===== TESTO SELEZIONATO

Medici Senza Frontiere contro la tubercolosi alla Conferenza Mondiale sulla salute dei polmoni

Medici Senza Frontiere contro la tubercolosi alla Conferenza Mondiale sulla salute dei polmoni

Medici Senza Frontiere contro la tubercolosi alla Conferenza Mondiale sulla salute dei polmoni
L’accesso ai nuovi farmaci contro la tubercolosi è fortemente limitato a livello mondiale, ma MSF spera che la propria esperienza (con farmaci a base dui bedaquiline e dalamanid per chi è resistente ai farmaci) possa ispirare ed incoraggiarne un più ampio utilizzo, mentre continuano le necessarie sperimentazioni sulle migliori combinazioni tra farmaci

In occasione della Union World Conference on Lung Health (Conferenza Mondiale sulla salute dei polmoni) iniziata ieri a Liverpool, Medici Senza Frontiere (MSF) condividerà la sua esperienza sull’utilizzo dei nuovi farmaci contro la tubercolosi (TB), a base di bedaquiline e delamanid, per la cura delle persone affette da TB multiresistente ai farmaci. MSF è coinvolta, inoltre, in due sperimentazioni cliniche per testare nuove cure contro la TB, che a breve cominceranno a ricevere i primi pazienti. Le sperimentazioni hanno lo scopo di trovare nuove cure più efficaci, più brevi e semplici da usare per tutti i ceppi di tubercolosi multiresistente.

"La mancanza di dati e prove consistenti sulla sicurezza e l’efficacia dei nuovi farmaci contro la tubercolosi – afferma Catherine Hewison, specialista di tubercolosi per MSF – implica che, sulla base delle attuali linee guida, solo le persone più malate possano farne uso, e che i governi siano restii a introdurli nei programmi nazionali di cure contro la tubercolosi per un uso di routine. Inoltre, finora solo pochi tra i pazienti idonei hanno avuto accesso a questi farmaci. Grazie agli sforzi di MSF per accelerare la ricerca e l’accesso ai nuovi farmaci contro la TB, oggi abbiamo finalmente i gruppi più corposi di pazienti che beneficiano del bedaquiline e del delamanid".

Il bedaquiline e il delamanid, approvati dalla Food and Drug Administration (FDA) e dalla European Medecines Agency (EMA) rispettivamente nel 2012 e nel 2014, sono i primi due farmaci contro la tubercolosi sviluppati in circa 50 anni. Si tratta di una nuova speranza per i pazienti affetti dai ceppi più resistenti di TB, per i quali molti dei farmaci attualmente esistenti non funzionano. Fino a ottobre 2016, a livello globale, solo 5.700 pazienti hanno ricevuto il bedaquiline, e più di 405 persone hanno avuto accesso al delamanid. Secondo una stima dell’Organizzazione Mondiale della Sanità (OMS), nel 2015, 580.000 persone sono risultate idonee per le cure contro la tubercolosi resistente ai farmaci.

==========

• _AZIONI DA SVOLGERE_
A) In quale città è iniziata la Conferenza Mondiale sulla salute dei polmoni, secondo il testo sulla tubercolosi?
B) Per favore, ripeti parola per parola il passo del testo sulla tubercolosi da "Il bedaquiline e" a "tubercolosi resistente ai farmaci.".
C) Indica se ciascuna affermazione concorda con il testo sulla tubercolosi, rispondendo sì o no e citando le parole decisive.
(i) Il bedaquiline è stato approvato nel 2012.
(ii) Fino a ottobre 2016 più di 5.700 pazienti hanno ricevuto il bedaquiline.
(iii) Catherine Hewison è specialista di tubercolosi per MSF.

===== ESTRATTI DEI DATI

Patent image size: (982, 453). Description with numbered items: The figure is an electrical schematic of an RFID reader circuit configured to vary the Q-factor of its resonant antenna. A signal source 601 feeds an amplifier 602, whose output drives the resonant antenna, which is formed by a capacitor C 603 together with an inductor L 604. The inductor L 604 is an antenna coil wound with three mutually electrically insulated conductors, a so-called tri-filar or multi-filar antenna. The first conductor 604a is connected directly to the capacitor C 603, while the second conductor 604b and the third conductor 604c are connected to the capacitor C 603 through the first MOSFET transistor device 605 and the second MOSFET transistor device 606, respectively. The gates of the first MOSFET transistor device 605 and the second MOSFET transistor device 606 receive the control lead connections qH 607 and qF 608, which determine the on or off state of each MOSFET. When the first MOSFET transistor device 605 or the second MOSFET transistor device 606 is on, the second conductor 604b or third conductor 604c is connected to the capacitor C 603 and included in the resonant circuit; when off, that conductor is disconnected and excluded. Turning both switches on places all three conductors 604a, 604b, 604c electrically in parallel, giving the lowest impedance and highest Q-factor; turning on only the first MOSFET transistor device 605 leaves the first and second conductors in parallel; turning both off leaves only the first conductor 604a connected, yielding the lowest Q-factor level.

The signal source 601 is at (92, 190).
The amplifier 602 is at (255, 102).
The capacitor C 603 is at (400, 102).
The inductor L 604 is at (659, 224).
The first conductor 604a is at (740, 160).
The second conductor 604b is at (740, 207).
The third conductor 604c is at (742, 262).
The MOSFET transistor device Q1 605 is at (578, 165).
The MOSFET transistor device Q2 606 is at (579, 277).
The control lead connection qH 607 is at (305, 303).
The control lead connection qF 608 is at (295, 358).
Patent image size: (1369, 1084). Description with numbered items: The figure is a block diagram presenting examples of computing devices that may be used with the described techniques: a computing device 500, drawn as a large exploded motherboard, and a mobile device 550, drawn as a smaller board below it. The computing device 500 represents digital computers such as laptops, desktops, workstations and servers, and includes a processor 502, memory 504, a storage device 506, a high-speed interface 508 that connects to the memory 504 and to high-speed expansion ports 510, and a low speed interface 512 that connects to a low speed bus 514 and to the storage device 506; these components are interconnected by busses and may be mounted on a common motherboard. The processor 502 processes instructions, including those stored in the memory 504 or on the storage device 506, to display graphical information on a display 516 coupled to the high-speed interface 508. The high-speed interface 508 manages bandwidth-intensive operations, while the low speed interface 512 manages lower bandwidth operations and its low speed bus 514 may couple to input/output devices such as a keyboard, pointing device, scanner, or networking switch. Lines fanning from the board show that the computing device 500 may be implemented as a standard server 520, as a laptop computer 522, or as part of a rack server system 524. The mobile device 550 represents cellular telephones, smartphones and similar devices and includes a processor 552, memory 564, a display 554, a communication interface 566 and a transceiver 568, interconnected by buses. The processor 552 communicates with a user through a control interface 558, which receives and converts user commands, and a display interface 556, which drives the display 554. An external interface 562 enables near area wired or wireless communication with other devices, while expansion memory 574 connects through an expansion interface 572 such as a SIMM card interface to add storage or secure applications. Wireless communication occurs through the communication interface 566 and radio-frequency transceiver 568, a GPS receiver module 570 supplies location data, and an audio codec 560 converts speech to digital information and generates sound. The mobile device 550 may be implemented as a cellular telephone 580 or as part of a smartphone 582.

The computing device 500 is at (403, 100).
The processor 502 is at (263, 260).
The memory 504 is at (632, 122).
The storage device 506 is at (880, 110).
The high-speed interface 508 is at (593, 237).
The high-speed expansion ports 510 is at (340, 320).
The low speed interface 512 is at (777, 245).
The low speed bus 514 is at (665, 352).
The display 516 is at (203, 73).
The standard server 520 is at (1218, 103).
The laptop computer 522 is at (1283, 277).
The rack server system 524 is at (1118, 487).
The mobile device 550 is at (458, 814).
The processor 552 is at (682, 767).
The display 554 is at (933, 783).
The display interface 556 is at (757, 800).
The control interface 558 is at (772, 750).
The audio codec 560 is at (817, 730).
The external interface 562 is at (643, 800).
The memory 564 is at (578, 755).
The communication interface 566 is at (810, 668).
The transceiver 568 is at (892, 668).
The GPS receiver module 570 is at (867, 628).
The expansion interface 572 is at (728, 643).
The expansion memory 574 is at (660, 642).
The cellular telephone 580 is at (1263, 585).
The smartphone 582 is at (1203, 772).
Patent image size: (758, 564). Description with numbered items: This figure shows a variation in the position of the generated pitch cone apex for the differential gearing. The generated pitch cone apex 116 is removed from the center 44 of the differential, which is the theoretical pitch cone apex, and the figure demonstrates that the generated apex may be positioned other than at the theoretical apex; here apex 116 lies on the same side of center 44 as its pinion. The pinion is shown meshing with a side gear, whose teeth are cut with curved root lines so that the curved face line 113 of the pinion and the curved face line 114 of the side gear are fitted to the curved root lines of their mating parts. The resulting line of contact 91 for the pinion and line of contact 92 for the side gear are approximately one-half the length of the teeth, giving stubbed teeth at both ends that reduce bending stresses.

==========

• _SOLUZIONI DELL'ESERCIZIO_
A) A Liverpool.

B)
Il bedaquiline e il delamanid, approvati dalla Food and Drug Administration (FDA) e dalla European Medecines Agency (EMA) rispettivamente nel 2012 e nel 2014, sono i primi due farmaci contro la tubercolosi sviluppati in circa 50 anni. Si tratta di una nuova speranza per i pazienti affetti dai ceppi più resistenti di TB, per i quali molti dei farmaci attualmente esistenti non funzionano. Fino a ottobre 2016, a livello globale, solo 5.700 pazienti hanno ricevuto il bedaquiline, e più di 405 persone hanno avuto accesso al delamanid. Secondo una stima dell’Organizzazione Mondiale della Sanità (OMS), nel 2015, 580.000 persone sono risultate idonee per le cure contro la tubercolosi resistente ai farmaci.

C)
(i) Sì: "Il bedaquiline e il delamanid, approvati dalla Food and Drug Administration (FDA) e dalla European Medecines Agency (EMA) rispettivamente nel 2012 e nel 2014".
(ii) No: "Fino a ottobre 2016, a livello globale, solo 5.700 pazienti hanno ricevuto il bedaquiline".
(iii) Sì: "Catherine Hewison, specialista di tubercolosi per MSF".